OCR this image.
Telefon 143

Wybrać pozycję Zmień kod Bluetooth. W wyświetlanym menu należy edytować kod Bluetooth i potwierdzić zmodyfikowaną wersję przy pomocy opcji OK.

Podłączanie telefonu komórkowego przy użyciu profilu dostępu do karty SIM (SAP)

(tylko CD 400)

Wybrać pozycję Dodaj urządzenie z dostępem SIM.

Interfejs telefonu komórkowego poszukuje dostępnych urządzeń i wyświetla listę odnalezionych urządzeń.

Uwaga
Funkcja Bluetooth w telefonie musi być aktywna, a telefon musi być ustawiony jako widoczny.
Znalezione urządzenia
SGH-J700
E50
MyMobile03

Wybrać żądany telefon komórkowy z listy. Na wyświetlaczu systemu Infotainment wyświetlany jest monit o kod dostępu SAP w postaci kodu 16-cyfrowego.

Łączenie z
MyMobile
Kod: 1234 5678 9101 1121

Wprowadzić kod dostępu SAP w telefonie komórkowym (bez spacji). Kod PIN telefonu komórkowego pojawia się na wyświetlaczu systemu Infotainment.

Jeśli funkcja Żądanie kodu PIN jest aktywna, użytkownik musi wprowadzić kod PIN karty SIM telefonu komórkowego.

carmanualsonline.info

---------------

▸ WORK REQUIRED:
Using the listing above, pick out each line that contains the word "Wybrać", then copy it.

▸ OUTPUT OF THE EXERCISE:
Wybrać pozycję Zmień kod Bluetooth. W wyświetlanym menu należy edytować kod Bluetooth i potwierdzić zmodyfikowaną wersję przy pomocy opcji OK.
Wybrać pozycję Dodaj urządzenie z dostępem SIM.
Wybrać żądany telefon komórkowy z listy. Na wyświetlaczu systemu Infotainment wyświetlany jest monit o kod dostępu SAP w postaci kodu 16-cyfrowego.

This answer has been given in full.